-- START OF Records --

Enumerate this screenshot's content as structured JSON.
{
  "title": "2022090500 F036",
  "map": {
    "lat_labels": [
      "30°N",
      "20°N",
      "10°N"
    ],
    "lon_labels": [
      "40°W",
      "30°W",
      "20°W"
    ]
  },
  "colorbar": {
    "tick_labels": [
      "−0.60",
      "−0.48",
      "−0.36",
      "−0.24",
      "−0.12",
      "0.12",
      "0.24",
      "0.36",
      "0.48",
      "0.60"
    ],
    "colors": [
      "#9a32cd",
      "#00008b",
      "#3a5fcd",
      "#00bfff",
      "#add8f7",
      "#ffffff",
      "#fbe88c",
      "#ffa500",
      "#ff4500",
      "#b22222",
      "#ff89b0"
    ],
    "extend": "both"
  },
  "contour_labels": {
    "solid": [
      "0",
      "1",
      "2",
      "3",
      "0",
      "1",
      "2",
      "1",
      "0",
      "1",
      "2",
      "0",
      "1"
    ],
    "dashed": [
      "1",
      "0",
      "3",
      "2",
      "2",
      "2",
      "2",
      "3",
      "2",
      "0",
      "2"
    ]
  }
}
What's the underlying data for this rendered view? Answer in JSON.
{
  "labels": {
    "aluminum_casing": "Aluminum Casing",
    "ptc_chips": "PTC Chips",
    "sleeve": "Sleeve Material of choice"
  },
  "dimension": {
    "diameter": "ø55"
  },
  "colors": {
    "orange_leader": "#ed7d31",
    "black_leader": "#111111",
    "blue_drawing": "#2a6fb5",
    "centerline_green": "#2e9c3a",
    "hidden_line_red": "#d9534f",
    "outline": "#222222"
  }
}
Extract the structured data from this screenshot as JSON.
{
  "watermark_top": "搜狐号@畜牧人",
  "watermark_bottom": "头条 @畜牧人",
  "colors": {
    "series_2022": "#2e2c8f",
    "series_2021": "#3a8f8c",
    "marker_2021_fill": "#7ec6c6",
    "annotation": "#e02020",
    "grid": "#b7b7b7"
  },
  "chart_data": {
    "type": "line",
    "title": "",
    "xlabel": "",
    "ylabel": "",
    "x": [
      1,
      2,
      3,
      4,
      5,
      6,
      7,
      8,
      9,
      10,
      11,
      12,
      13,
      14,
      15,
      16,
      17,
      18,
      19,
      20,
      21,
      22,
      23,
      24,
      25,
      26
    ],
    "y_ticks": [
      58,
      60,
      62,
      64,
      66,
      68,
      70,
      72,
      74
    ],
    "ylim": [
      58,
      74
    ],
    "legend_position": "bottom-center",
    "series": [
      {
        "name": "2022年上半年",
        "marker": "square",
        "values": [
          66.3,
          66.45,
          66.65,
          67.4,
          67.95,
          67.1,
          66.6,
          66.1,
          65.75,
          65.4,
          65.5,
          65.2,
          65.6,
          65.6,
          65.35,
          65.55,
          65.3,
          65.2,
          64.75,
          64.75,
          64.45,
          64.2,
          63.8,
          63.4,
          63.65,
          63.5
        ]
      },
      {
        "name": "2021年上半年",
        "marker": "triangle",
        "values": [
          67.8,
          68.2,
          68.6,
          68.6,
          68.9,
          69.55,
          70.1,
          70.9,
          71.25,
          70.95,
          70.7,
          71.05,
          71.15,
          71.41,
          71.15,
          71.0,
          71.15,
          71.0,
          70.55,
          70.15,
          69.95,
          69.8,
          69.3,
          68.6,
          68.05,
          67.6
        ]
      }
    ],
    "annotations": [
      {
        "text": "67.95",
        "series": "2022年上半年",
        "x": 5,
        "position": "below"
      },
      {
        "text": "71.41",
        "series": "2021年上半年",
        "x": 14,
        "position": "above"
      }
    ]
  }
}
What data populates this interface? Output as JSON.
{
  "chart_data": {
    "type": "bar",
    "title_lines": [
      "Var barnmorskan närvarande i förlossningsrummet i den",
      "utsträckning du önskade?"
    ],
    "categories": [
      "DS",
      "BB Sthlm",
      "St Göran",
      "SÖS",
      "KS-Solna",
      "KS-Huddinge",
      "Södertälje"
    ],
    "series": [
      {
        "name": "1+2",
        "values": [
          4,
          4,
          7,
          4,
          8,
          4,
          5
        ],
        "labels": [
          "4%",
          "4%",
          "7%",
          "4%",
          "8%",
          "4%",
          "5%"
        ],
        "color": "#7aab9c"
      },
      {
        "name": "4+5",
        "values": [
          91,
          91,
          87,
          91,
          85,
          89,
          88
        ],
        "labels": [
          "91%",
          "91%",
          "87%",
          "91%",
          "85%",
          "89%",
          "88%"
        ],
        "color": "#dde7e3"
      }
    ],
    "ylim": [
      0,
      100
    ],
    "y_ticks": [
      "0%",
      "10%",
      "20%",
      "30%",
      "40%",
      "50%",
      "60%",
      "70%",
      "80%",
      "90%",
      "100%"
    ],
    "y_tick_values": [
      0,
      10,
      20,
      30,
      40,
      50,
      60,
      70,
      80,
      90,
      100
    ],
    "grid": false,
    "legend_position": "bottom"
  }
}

-- END OF Records --

Report the number of lines in the listing that include the string "this"; give nothing but the number.

### Complete output
4